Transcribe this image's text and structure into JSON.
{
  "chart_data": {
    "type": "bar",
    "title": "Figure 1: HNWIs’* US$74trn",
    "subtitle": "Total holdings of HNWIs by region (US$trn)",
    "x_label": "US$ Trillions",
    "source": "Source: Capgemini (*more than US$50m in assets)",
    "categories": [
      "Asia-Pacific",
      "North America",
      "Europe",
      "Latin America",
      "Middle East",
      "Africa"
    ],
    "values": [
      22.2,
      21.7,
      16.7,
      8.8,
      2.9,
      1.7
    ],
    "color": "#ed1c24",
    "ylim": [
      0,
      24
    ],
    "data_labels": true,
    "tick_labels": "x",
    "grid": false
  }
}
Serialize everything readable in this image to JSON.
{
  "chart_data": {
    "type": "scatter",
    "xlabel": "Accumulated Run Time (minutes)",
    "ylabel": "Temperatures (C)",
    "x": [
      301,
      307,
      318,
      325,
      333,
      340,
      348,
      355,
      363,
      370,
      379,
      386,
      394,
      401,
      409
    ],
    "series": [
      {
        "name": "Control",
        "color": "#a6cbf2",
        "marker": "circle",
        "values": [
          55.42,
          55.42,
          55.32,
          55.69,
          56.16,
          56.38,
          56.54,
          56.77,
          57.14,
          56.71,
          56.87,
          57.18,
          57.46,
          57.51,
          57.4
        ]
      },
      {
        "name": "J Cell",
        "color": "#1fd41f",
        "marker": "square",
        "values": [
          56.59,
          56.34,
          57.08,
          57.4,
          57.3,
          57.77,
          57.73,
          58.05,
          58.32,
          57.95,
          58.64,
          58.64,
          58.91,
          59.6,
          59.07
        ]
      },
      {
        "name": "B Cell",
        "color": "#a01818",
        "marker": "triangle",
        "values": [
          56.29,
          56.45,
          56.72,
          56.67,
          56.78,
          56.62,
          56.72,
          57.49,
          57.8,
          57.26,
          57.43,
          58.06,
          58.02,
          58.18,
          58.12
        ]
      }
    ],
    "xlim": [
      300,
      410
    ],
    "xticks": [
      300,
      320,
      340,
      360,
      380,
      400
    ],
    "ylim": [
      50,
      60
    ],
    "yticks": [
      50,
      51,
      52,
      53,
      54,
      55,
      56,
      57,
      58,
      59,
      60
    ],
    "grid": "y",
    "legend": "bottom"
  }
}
——————
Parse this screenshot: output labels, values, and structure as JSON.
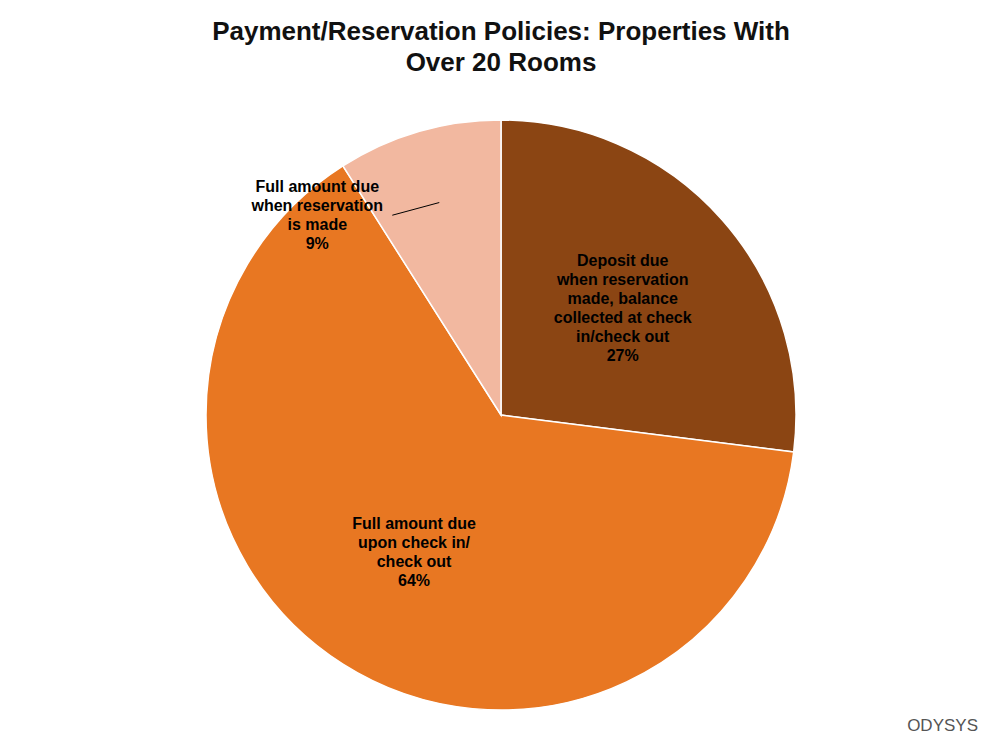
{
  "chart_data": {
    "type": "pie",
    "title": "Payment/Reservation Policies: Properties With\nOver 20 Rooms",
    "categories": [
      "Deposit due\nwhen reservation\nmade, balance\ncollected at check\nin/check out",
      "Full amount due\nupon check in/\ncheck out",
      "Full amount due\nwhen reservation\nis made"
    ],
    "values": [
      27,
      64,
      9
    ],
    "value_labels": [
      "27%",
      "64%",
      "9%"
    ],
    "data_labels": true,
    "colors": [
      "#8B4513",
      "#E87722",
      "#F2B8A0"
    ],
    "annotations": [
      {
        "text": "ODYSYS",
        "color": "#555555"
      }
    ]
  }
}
——————
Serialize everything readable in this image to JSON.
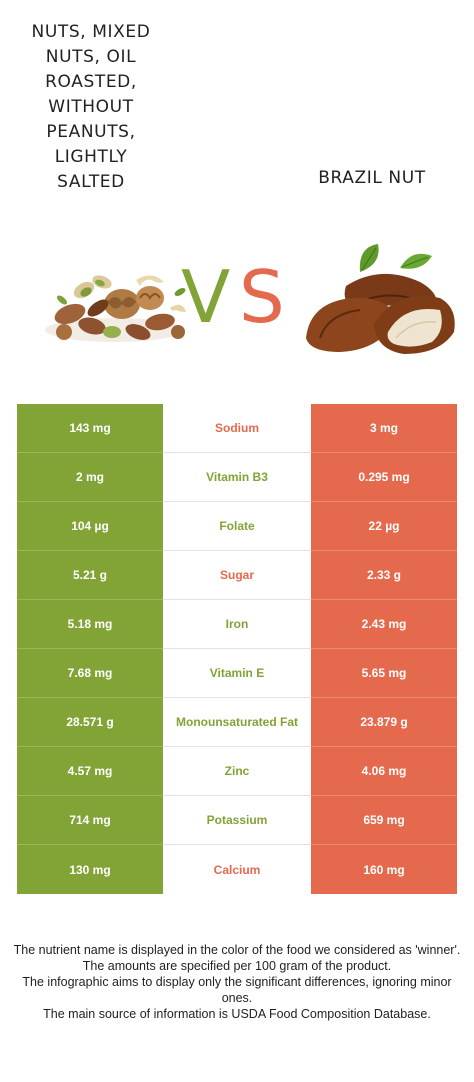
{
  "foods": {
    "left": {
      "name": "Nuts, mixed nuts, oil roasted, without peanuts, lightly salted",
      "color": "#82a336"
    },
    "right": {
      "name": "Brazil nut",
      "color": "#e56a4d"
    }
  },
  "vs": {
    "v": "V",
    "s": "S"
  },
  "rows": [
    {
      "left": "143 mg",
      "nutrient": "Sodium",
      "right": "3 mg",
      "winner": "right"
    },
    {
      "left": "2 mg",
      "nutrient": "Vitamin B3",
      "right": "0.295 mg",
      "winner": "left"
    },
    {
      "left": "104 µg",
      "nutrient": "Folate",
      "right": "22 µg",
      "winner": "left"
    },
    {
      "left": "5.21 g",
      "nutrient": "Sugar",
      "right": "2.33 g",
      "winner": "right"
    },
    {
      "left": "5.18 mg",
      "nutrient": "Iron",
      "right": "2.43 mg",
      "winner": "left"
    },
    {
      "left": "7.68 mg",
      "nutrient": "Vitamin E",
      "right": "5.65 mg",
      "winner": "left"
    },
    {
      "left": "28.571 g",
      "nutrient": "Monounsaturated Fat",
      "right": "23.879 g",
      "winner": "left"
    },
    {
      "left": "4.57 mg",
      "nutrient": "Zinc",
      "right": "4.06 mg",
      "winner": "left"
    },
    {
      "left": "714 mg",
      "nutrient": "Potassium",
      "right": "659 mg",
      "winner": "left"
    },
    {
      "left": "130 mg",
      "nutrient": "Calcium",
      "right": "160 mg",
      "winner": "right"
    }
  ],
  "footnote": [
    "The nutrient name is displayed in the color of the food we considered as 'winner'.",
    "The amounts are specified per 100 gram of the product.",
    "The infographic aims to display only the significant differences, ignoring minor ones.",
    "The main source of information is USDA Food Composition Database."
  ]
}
——————
* **Your goal**: From the listing above, collect every line that mentions the word "HNWIs".

* **Expected answer**:
    "title": "Figure 1: HNWIs’* US$74trn",
    "subtitle": "Total holdings of HNWIs by region (US$trn)",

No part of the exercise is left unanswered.